A block of data
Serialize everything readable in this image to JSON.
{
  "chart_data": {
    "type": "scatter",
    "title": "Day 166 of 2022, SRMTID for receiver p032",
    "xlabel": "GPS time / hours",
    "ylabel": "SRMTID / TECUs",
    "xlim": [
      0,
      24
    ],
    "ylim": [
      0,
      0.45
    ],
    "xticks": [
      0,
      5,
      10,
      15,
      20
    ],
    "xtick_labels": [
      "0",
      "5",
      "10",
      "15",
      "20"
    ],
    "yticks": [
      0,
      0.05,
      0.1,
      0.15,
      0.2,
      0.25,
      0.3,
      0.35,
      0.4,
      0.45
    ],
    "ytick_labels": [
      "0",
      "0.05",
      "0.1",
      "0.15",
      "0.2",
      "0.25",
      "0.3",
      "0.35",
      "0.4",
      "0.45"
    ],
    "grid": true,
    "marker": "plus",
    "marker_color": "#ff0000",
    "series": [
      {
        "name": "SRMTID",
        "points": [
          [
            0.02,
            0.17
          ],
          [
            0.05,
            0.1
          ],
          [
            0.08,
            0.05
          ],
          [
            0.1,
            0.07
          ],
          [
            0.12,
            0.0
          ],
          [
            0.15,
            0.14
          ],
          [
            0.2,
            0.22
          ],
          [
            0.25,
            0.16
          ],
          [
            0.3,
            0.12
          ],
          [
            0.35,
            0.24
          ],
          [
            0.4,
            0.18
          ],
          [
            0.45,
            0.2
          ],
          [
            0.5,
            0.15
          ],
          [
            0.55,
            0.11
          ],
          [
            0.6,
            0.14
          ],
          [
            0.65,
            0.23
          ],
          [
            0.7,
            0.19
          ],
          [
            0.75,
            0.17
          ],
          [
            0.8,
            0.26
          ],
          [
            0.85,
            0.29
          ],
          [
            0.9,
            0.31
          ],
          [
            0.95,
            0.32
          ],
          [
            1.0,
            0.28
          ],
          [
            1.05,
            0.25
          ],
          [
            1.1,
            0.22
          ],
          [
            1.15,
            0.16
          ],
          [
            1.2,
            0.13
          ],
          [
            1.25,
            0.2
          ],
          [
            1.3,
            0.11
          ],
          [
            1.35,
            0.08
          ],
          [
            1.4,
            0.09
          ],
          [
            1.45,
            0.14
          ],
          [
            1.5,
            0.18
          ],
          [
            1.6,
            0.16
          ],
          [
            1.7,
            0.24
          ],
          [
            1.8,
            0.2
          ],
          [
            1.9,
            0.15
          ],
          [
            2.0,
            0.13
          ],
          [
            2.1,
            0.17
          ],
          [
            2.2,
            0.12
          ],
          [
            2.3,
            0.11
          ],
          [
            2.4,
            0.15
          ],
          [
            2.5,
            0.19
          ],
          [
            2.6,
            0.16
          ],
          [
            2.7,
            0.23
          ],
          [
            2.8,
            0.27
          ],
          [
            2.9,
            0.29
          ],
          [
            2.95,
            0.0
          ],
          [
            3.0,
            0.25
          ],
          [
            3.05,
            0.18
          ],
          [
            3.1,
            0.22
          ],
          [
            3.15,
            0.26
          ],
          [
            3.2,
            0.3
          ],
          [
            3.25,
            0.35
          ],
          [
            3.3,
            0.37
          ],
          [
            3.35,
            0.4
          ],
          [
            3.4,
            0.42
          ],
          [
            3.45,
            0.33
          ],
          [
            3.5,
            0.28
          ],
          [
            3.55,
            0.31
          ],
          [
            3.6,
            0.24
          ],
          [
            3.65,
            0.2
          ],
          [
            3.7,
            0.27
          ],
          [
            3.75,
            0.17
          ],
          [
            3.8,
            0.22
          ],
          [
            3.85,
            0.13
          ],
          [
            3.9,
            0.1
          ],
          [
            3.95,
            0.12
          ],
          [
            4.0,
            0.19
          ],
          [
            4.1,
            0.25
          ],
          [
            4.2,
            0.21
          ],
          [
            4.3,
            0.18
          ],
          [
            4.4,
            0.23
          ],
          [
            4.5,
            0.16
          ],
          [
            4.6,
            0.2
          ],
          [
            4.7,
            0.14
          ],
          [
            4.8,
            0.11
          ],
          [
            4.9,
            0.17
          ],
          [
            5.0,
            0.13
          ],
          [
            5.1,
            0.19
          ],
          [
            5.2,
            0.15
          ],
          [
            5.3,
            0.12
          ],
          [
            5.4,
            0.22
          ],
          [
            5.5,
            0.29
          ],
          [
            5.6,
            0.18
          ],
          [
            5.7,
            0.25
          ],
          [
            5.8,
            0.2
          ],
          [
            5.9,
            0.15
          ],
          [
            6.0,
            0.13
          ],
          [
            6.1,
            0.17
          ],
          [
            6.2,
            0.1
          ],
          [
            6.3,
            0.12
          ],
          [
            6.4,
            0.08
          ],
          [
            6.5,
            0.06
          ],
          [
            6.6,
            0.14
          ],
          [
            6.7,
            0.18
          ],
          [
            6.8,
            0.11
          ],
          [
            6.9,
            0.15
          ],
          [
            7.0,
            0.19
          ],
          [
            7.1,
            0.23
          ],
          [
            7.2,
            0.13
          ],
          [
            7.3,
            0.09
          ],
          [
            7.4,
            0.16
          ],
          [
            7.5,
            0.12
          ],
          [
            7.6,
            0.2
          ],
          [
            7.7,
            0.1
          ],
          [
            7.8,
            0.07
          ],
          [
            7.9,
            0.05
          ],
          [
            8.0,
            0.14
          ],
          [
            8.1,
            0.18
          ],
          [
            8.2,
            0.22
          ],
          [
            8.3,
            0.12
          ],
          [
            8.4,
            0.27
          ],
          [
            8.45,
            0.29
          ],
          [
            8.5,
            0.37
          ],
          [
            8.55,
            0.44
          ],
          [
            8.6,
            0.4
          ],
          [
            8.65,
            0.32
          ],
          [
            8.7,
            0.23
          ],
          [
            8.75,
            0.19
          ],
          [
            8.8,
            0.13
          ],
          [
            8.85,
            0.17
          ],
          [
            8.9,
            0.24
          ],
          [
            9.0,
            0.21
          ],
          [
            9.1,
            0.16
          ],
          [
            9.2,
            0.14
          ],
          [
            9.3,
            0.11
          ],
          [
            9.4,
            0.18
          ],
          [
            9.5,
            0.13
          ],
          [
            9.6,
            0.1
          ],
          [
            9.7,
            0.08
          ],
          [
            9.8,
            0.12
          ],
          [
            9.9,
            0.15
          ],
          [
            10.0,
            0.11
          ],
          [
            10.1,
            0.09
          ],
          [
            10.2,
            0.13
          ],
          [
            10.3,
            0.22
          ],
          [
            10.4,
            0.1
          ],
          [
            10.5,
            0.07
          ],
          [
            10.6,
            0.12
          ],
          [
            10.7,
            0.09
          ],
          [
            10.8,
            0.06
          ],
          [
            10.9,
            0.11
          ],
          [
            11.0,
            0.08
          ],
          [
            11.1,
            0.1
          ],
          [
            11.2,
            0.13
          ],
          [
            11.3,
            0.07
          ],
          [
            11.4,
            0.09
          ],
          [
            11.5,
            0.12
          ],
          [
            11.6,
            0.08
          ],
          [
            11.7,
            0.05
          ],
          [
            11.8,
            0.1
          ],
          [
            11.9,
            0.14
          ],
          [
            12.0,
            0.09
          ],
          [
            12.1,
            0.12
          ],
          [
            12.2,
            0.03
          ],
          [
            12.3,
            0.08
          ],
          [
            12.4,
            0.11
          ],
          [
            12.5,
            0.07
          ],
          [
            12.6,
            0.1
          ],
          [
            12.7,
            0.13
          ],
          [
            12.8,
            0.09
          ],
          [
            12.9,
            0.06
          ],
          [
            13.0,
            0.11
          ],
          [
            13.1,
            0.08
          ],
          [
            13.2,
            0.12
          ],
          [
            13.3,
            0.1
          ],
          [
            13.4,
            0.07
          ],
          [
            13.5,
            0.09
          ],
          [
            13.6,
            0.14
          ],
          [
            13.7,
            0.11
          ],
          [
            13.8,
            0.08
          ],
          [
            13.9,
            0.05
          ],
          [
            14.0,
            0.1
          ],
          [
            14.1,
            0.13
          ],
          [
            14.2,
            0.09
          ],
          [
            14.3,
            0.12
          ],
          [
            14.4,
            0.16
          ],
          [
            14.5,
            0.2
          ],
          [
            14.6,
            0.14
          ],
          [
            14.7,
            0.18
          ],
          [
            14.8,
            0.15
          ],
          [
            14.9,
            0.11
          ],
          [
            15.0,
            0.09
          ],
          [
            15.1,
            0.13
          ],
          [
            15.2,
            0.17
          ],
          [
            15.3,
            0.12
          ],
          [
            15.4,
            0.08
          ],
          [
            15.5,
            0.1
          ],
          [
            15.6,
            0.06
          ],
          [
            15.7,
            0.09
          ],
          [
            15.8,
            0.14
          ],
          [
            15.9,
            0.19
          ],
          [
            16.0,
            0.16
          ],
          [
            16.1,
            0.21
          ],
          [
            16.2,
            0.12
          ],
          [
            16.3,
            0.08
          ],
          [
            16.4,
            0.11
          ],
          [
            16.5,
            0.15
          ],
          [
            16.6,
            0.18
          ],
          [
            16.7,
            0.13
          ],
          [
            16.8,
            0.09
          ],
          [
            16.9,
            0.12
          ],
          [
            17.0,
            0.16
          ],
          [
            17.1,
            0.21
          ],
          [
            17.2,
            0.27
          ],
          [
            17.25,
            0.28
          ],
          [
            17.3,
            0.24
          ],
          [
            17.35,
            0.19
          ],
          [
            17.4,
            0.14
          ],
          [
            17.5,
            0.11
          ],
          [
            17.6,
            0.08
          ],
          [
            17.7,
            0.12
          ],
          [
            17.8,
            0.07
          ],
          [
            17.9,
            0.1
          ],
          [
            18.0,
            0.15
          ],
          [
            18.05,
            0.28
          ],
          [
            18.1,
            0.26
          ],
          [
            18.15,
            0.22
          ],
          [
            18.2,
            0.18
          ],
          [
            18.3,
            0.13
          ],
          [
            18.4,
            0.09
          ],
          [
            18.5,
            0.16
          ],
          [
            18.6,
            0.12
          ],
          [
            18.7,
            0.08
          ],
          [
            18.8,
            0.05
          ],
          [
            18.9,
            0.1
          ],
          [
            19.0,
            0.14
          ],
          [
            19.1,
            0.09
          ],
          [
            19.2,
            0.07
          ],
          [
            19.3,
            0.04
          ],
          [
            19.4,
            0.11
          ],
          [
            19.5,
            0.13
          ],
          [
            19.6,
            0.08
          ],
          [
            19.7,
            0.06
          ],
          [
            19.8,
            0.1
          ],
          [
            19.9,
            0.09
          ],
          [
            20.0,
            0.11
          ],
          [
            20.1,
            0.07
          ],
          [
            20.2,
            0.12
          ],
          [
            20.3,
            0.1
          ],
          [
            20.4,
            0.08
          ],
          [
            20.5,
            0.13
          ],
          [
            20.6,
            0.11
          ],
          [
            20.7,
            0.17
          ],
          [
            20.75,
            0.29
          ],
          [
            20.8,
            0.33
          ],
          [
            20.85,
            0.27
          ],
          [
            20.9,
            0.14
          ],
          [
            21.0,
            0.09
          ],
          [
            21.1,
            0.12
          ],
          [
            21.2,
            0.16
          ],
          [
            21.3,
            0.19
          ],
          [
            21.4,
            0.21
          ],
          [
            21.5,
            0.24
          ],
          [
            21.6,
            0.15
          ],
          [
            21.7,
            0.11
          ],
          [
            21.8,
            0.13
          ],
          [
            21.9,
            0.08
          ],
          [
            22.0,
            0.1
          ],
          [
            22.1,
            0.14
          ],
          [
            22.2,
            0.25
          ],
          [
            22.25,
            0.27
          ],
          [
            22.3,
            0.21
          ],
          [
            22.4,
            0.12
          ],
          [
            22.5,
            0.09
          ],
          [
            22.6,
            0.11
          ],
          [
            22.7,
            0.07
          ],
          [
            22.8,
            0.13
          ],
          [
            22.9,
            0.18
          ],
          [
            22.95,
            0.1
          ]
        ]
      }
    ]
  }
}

- Task objective: Search the material above for "SRMTID". Pull out each line where it shows up.

- Result of this task:
    "title": "Day 166 of 2022, SRMTID for receiver p032",
    "ylabel": "SRMTID / TECUs",
        "name": "SRMTID",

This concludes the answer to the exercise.